## DESCRIPTION OF THE TASK
Copy every line of the listing that holds the string "indicator".
====== GIVEN DATA ======
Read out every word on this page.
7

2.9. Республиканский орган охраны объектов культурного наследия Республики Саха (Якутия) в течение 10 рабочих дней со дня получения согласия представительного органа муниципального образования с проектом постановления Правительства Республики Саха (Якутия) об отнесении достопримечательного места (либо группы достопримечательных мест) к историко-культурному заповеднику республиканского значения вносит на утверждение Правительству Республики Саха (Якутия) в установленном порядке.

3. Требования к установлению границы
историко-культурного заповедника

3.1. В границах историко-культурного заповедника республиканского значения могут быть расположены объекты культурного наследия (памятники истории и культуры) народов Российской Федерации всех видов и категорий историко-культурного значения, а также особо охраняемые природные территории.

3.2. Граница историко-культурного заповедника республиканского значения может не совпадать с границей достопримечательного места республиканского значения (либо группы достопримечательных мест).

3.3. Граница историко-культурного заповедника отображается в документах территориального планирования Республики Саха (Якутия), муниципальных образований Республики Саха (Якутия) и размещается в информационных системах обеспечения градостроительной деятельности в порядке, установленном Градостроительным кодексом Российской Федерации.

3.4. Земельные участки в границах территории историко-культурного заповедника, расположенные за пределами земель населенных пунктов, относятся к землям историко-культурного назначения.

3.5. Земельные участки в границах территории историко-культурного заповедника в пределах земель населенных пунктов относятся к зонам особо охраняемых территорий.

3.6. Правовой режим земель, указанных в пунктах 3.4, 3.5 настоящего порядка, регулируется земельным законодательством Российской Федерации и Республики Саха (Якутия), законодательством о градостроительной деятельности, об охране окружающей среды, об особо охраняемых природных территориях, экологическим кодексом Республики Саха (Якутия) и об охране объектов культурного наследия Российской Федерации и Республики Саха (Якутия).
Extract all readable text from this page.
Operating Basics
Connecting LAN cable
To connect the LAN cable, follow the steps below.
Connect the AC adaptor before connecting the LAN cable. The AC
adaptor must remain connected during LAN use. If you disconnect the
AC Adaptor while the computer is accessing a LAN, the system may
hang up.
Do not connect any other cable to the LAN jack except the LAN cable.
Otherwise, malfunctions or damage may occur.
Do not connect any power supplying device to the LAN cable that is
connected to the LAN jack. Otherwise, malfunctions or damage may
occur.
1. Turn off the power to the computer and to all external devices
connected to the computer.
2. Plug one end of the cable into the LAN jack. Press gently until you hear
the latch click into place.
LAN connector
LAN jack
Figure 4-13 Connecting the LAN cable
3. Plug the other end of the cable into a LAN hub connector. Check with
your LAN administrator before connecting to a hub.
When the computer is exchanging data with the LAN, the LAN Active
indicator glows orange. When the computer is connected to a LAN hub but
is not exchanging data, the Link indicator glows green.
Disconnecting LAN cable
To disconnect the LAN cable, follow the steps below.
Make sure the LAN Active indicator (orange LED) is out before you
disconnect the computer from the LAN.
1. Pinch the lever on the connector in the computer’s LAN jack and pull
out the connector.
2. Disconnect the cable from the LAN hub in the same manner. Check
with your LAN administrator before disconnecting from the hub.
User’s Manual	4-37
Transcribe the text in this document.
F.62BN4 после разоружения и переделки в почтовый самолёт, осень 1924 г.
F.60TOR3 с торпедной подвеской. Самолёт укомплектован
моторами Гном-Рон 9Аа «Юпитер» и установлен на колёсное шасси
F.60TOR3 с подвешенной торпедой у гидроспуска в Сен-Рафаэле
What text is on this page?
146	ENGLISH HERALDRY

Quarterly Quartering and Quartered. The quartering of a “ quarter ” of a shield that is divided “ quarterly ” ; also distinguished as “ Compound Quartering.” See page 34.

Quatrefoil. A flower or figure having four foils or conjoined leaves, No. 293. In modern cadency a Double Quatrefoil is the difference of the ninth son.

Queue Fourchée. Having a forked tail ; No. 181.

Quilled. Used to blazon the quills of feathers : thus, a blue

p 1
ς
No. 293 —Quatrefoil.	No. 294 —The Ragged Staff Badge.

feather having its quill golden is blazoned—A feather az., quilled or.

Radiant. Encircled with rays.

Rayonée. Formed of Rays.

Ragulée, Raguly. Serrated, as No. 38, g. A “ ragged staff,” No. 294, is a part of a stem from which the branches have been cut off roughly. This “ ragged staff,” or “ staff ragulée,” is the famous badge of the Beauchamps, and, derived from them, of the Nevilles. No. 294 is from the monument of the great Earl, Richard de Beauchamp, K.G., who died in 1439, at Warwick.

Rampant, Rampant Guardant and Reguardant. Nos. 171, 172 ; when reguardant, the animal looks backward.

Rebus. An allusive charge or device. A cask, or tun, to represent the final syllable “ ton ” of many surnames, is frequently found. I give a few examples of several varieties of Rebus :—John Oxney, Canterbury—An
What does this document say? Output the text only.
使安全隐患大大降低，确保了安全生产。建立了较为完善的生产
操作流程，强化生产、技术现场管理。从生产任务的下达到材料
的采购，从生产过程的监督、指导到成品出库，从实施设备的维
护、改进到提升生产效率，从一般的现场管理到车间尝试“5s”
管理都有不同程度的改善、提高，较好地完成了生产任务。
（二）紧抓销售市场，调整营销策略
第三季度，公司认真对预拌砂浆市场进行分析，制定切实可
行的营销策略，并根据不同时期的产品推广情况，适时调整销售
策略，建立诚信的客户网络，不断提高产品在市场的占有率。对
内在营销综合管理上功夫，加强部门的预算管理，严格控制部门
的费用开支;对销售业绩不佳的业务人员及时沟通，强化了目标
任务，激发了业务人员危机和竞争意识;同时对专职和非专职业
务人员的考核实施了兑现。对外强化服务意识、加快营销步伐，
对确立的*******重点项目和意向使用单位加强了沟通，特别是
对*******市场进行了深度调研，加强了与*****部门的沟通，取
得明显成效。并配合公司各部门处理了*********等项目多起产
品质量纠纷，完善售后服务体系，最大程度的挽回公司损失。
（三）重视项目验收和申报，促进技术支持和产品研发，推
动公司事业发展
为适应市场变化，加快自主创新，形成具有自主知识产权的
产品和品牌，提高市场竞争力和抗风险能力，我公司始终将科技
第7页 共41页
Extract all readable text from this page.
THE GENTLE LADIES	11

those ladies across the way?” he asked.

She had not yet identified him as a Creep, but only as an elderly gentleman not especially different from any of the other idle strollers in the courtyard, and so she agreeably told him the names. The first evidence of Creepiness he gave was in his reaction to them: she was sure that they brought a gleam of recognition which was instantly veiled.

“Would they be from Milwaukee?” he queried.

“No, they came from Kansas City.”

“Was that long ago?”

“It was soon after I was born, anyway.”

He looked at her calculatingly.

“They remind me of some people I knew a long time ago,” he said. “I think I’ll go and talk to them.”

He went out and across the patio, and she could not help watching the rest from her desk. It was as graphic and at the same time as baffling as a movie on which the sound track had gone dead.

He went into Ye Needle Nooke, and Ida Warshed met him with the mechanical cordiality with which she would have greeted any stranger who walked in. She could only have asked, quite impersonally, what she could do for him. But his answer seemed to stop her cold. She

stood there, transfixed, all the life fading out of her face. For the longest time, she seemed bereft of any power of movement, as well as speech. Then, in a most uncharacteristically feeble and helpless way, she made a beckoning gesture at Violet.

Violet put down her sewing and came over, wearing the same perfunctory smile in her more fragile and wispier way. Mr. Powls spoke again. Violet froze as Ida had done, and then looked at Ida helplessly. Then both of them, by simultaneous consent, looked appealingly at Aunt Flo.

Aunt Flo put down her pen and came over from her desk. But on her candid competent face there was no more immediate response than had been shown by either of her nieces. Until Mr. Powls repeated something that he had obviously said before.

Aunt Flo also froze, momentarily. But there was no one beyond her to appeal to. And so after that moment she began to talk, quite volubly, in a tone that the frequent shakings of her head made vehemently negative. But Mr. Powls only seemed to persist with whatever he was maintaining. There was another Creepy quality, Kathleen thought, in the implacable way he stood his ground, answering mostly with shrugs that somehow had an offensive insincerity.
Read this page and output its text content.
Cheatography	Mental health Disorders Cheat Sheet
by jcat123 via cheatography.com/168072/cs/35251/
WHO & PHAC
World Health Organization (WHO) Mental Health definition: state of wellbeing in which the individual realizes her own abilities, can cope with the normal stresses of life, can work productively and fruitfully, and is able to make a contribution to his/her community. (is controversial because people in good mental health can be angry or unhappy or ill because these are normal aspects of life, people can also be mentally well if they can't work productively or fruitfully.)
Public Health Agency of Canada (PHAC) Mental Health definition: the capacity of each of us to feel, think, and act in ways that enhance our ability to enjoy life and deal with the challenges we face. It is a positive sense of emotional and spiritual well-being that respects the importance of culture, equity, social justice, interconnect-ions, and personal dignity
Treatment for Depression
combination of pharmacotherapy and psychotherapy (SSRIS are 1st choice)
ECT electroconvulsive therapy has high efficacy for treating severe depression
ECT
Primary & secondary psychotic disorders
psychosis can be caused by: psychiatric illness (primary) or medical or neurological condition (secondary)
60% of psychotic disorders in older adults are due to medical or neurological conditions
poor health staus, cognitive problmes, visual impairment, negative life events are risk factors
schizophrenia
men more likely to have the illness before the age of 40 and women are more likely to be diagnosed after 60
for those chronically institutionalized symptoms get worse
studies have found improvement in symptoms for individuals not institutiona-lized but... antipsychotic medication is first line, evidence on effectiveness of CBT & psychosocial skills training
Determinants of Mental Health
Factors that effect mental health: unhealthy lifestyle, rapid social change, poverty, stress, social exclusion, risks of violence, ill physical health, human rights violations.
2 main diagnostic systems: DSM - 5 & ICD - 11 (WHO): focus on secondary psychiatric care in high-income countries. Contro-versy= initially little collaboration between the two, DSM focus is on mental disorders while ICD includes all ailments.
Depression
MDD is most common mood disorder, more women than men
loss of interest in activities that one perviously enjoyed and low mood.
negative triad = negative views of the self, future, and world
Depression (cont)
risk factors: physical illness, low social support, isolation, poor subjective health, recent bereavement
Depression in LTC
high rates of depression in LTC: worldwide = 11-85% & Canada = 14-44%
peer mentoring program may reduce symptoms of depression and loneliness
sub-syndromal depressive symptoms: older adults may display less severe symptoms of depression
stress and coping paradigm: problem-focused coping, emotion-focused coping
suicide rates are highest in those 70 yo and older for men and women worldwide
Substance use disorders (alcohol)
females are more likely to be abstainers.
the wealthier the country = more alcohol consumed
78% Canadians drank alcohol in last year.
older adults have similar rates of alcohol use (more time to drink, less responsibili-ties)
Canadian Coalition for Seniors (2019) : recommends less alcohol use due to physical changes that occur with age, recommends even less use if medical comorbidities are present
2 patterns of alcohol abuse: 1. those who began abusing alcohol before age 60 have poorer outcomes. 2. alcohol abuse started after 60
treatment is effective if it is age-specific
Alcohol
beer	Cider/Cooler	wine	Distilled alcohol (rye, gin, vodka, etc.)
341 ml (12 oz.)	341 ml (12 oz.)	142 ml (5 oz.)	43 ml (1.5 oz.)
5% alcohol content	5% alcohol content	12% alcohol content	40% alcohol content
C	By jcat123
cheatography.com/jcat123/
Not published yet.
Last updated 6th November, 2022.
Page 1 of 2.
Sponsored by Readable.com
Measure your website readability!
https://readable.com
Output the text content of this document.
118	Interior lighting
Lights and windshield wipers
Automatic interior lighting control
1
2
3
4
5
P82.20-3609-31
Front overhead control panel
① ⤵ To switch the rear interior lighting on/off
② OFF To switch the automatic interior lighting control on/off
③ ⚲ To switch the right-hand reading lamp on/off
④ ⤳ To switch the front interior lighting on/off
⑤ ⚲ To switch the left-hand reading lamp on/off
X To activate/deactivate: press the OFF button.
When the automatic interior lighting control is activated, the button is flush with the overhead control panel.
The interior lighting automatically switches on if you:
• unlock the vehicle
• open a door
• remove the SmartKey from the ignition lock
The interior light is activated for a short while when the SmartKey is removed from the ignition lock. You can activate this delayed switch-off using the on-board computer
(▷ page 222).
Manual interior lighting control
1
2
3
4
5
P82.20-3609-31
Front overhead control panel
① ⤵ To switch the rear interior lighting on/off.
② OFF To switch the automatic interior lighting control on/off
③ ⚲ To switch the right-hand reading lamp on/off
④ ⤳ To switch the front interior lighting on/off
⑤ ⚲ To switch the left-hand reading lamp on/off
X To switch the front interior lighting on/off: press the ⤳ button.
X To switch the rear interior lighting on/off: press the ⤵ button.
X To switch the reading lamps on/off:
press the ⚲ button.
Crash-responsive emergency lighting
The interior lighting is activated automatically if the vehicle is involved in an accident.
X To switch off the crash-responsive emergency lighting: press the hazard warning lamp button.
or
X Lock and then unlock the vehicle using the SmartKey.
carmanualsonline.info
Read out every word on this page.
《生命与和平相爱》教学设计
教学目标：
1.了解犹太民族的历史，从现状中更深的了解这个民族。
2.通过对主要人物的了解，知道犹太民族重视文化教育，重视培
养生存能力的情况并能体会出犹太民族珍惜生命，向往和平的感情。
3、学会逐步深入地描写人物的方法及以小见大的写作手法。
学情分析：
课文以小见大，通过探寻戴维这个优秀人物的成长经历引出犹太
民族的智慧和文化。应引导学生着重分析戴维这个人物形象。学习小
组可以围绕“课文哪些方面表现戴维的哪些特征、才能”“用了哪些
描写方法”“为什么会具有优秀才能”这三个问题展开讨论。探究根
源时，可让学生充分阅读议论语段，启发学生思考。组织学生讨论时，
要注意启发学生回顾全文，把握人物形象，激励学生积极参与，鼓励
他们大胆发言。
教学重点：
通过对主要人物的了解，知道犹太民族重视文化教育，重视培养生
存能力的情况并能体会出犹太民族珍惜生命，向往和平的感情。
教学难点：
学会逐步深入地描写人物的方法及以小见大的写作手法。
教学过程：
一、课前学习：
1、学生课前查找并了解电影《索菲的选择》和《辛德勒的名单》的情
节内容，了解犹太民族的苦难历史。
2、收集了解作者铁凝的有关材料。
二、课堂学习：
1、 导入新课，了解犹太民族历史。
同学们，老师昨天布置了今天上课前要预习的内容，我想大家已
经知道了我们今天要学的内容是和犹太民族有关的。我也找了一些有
======
## FULL SOLUTION
indicator glows orange. When the computer is connected to a LAN hub but
is not exchanging data, the Link indicator glows green.
Make sure the LAN Active indicator (orange LED) is out before you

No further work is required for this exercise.